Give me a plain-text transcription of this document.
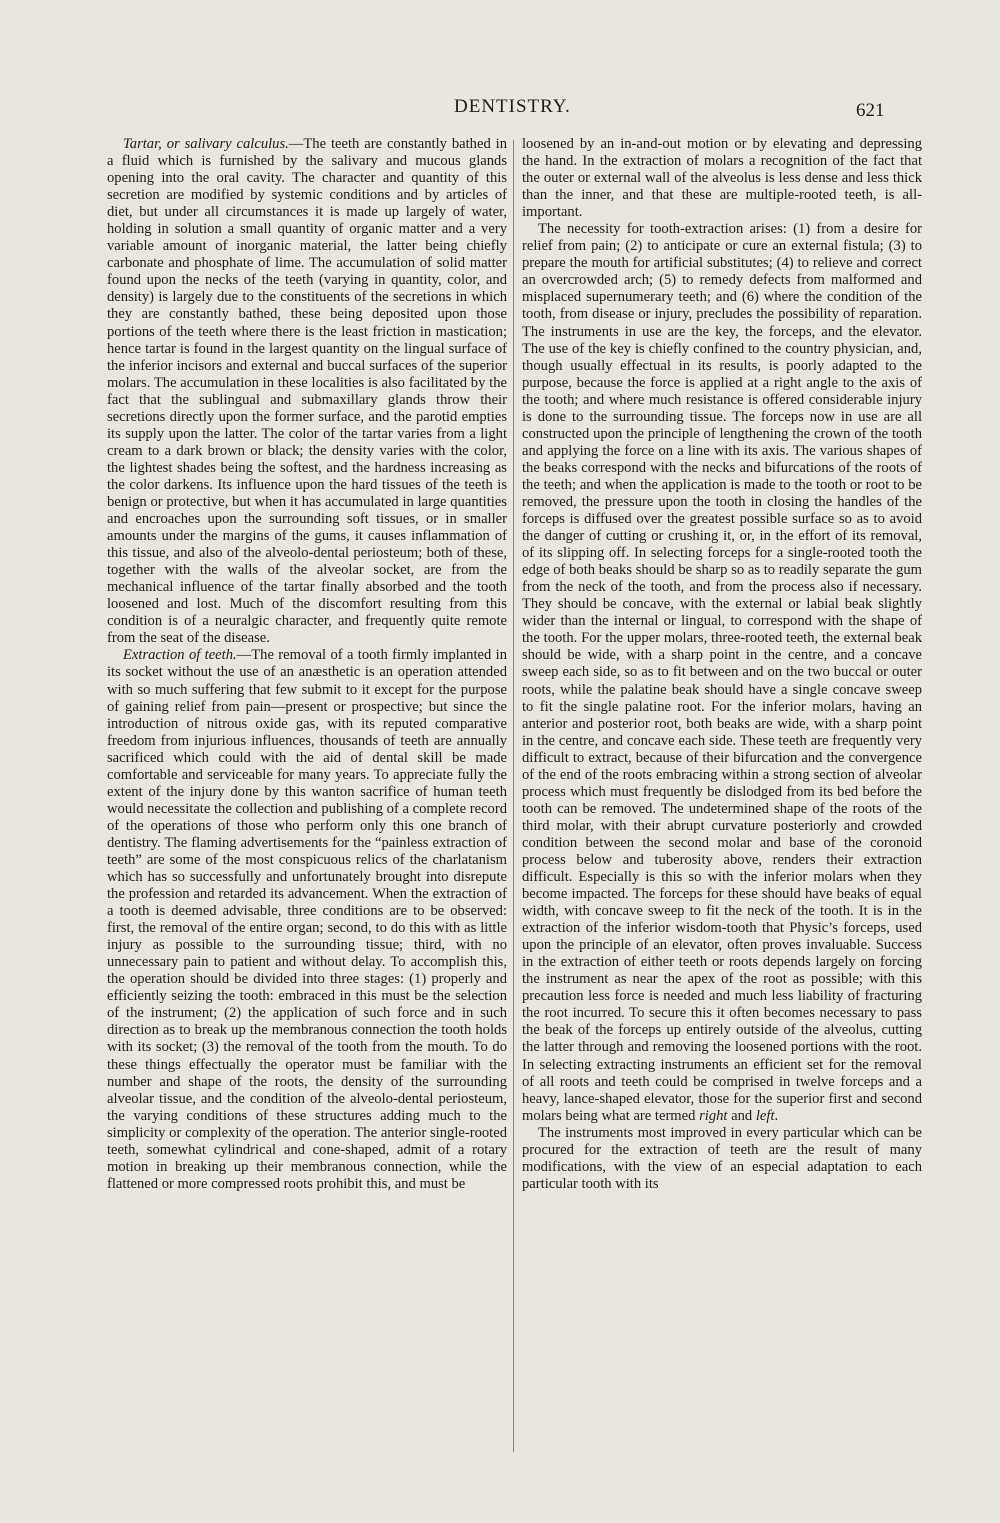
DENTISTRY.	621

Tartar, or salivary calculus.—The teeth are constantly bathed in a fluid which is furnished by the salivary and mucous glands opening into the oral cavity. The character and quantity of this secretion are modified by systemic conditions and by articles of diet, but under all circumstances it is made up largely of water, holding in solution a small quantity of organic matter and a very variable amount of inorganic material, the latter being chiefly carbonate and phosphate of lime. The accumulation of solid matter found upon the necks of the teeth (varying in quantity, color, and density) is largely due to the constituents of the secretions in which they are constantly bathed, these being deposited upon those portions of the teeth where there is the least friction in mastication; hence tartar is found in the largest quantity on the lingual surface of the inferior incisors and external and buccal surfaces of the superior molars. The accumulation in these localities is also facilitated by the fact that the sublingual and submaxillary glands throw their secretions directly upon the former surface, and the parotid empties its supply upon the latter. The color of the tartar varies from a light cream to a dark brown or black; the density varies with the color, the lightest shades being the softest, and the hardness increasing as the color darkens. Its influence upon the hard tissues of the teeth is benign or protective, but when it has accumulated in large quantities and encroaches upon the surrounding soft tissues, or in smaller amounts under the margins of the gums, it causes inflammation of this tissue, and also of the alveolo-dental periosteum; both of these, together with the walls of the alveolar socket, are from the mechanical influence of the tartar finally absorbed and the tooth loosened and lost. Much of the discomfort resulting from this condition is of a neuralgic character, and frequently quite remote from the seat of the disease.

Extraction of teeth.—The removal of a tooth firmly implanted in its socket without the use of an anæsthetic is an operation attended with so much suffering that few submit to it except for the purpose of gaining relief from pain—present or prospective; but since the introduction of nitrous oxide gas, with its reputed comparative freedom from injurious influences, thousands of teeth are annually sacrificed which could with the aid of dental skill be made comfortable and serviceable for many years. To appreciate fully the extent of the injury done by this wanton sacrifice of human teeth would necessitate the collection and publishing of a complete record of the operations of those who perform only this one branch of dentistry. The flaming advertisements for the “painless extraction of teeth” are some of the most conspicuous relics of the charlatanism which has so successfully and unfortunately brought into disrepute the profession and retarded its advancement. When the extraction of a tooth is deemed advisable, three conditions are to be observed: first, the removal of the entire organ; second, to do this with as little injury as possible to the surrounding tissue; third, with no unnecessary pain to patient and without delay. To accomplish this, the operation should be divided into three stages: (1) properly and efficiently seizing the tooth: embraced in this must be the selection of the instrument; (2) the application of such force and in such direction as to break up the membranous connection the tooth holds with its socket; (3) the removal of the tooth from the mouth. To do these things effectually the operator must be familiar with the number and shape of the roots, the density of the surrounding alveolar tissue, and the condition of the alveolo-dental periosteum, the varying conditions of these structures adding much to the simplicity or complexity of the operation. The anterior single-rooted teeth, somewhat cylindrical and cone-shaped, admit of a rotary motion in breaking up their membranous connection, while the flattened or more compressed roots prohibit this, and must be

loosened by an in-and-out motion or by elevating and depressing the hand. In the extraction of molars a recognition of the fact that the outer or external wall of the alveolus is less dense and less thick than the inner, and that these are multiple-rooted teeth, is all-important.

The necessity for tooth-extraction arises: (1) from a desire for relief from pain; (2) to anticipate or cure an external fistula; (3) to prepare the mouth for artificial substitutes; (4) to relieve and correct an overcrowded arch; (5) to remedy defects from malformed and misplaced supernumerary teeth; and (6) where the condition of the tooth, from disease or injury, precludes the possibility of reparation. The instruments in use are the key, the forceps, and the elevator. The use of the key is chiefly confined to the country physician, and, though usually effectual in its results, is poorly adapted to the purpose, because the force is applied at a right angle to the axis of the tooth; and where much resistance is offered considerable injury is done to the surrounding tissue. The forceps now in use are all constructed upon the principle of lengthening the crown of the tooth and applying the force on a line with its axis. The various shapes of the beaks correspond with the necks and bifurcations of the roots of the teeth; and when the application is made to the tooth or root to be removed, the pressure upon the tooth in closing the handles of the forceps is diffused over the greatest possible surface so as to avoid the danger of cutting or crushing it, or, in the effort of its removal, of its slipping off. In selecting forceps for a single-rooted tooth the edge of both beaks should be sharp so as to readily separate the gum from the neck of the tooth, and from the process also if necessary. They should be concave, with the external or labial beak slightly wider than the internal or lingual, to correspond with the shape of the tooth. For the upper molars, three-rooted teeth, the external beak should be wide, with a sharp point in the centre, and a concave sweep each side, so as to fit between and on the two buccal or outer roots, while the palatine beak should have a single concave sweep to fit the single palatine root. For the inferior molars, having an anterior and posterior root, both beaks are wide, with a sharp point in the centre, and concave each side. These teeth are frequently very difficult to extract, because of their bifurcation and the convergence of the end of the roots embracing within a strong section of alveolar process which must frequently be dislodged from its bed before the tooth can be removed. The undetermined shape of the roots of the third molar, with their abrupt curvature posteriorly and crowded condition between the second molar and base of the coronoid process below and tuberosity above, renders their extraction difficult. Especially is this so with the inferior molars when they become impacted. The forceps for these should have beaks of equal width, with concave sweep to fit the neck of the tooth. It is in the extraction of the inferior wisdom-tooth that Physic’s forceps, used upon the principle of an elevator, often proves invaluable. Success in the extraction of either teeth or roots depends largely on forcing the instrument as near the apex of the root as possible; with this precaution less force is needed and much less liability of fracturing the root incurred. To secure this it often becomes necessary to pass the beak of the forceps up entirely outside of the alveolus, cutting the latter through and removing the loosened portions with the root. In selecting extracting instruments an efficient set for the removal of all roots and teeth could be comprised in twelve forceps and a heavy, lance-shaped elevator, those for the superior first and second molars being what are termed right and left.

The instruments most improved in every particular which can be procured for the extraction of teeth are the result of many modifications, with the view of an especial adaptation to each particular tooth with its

----------------------------------------

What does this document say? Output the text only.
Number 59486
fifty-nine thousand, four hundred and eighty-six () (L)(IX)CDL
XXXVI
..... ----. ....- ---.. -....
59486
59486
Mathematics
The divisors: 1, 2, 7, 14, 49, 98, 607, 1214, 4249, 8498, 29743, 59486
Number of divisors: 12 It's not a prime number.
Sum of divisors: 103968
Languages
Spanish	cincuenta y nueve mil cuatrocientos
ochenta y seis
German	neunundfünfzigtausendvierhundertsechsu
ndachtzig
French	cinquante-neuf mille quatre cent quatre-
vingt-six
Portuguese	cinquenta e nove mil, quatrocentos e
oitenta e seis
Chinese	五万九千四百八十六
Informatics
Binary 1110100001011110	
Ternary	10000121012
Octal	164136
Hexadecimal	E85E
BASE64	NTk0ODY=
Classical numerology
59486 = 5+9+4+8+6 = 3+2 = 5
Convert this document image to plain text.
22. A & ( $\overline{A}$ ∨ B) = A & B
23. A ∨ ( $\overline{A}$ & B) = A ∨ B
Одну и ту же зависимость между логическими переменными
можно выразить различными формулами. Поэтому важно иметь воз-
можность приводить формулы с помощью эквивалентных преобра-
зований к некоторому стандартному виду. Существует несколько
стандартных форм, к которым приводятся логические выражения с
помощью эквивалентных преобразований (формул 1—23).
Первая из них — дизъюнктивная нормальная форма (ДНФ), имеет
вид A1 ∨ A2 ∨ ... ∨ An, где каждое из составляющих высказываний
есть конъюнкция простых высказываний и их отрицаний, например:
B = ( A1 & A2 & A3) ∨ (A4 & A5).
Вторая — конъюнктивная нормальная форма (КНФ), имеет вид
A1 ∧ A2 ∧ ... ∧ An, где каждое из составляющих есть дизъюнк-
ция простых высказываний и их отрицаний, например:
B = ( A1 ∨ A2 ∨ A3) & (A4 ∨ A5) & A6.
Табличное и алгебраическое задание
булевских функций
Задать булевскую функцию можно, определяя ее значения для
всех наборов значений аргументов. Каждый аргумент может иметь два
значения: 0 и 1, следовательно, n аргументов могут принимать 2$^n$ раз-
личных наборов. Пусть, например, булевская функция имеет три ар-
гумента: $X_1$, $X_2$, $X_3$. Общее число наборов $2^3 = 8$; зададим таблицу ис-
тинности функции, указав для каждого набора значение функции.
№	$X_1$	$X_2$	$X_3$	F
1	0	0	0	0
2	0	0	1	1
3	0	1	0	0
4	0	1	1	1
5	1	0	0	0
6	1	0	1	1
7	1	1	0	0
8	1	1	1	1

----------------------------------------

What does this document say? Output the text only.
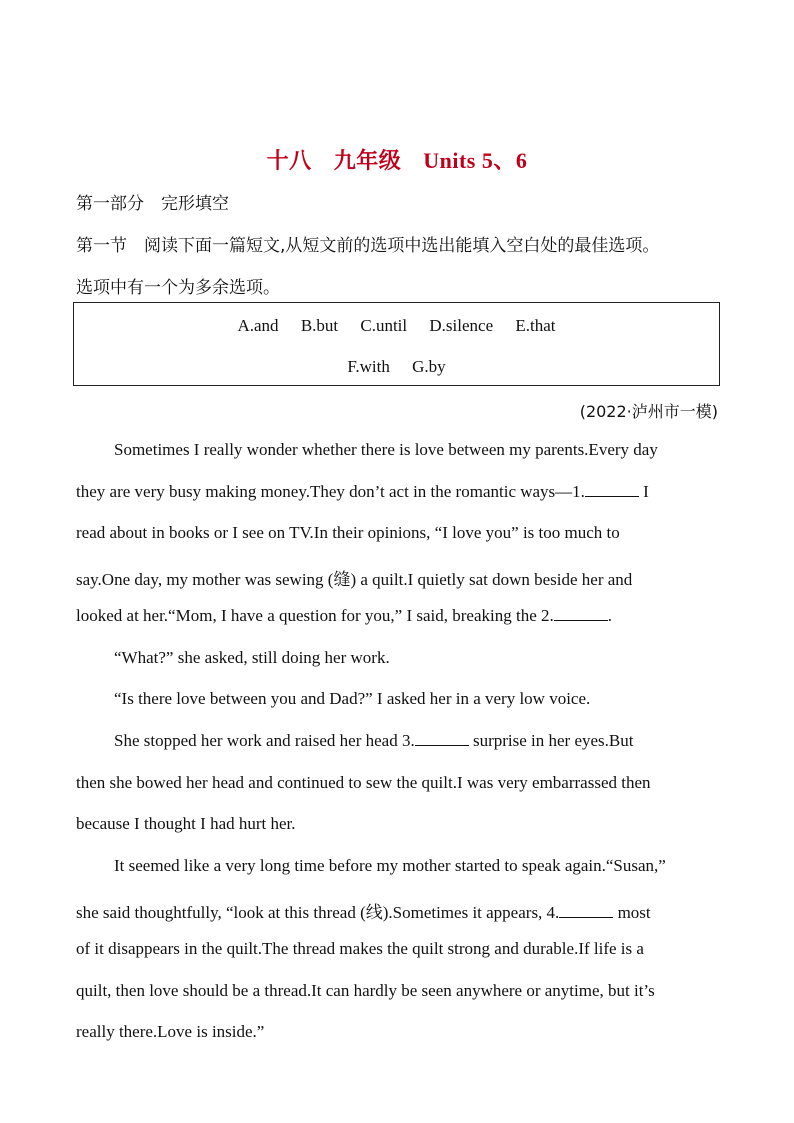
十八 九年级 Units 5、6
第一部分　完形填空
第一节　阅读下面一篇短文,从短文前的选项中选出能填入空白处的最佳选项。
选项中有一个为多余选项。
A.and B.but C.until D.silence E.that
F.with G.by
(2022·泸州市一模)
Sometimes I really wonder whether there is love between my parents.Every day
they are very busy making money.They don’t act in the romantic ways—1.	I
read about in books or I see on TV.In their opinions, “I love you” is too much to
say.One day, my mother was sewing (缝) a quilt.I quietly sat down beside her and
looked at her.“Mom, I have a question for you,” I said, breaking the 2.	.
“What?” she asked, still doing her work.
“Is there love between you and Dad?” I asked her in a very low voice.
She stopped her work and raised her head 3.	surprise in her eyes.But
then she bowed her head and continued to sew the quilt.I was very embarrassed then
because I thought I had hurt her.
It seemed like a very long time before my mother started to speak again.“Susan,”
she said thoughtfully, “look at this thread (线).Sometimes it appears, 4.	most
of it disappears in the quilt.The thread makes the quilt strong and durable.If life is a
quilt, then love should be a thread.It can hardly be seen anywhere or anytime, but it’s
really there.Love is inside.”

----------------------------------------

* Exercise objective *
Give the count of lines holding the word "есть" and nothing more.

* Answer *
2